- **WORK INSTRUCTION 1**
List each distinct channel designation beginning with "Kir" that appears in the abstract on cholesterol sensitivity of Kir channels.
- **WORK INSTRUCTION 2**
Summarize the abstract on cholesterol sensitivity of Kir channels in two sentences.

- **PROVIDED PASSAGE**
===============

Comparative Analysis of Cholesterol Sensitivity of Kir Channels: Role of the Cytoplasmic Domain

Abstract

Kir channels are important in setting the resting membrane potential and modulating membrane excitability. A common feature of Kir2 channels and several other ion channels that has emerged in recent years is that they are regulated by cholesterol, a major lipid component of the plasma membrane whose excess is associated with multiple pathological conditions. Yet, the mechanism by which cholesterol affects channel function is not clear.Here we show that in addition to Kir2 channels, members of other Kir subfamilies are also regulated by cholesterol. Interestingly, while similarly to Kir2 channels, several Kir channels are suppressed by an increase in membrane cholesterol, the function of others is enhanced following cholesterol enrichment. Furthermore, similarly to Kir2.1, and independent of the impact of cholesterol on channel function, we find that mutation of residues in the CD loop affect cholesterol sensitivity of Kir channels.Among Kir2.1 CD loop residues, we have recently shown that the L222I mutation has the strongest effect on cholesterol sensitivity. This result is surprising since Kir2.2, which is as cholesterol sensitive as Kir2.1, already has an isoleucine at the corresponding position. Here we obtain further insight regarding the role of the cytosolic domain of Kir2 channels by examining mutations in adjacent cytosolic regions that also lead to loss of cholesterol sensitivity. In addition, we trace the source of the difference between Kir2.1 and Kir2.2 to a residue in the EF loop, N251, whose mutation to an aspartate reverses the effect of the L222I residue, and restores cholesterol sensitivity.These findings suggest an indirect role of the cytosolic domain of Kir channels in regulating the effect of cholesterol on channel function and provide insight into the structural determinants of their gating mechanism.

===============

- **DATA**
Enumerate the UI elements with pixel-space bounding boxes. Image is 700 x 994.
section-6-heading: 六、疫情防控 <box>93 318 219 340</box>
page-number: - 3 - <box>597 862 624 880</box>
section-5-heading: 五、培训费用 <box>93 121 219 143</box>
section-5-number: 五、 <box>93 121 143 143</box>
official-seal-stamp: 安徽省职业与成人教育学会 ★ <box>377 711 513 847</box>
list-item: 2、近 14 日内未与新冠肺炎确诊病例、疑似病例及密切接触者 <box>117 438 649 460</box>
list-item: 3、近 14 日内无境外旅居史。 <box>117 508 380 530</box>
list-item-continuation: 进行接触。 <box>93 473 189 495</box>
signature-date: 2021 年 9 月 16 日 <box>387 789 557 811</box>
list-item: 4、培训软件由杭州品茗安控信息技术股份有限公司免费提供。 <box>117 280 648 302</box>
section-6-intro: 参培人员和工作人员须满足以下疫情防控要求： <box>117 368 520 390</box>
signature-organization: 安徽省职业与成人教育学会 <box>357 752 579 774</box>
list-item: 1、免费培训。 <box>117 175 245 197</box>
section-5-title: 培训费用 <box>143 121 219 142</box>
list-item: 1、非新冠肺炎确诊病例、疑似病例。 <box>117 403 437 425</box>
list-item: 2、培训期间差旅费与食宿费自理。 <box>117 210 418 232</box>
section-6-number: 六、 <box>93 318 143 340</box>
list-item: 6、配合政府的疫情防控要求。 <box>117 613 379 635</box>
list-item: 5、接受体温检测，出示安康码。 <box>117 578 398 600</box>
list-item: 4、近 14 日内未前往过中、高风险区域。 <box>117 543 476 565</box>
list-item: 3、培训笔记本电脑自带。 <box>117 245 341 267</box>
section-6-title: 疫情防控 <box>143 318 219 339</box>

===============

- **SOLUTION 1**
Kir
Kir2
Kir2.1
Kir2.2

- **SOLUTION 2**
Cholesterol regulates Kir channels from several subfamilies, suppressing some and enhancing others, and mutations in the CD loop alter their cholesterol sensitivity. The difference between Kir2.1 and Kir2.2 is traced to the EF loop residue N251, whose mutation to an aspartate reverses the effect of L222I and restores cholesterol sensitivity, which suggests an indirect role of the cytosolic domain in how cholesterol affects channel function.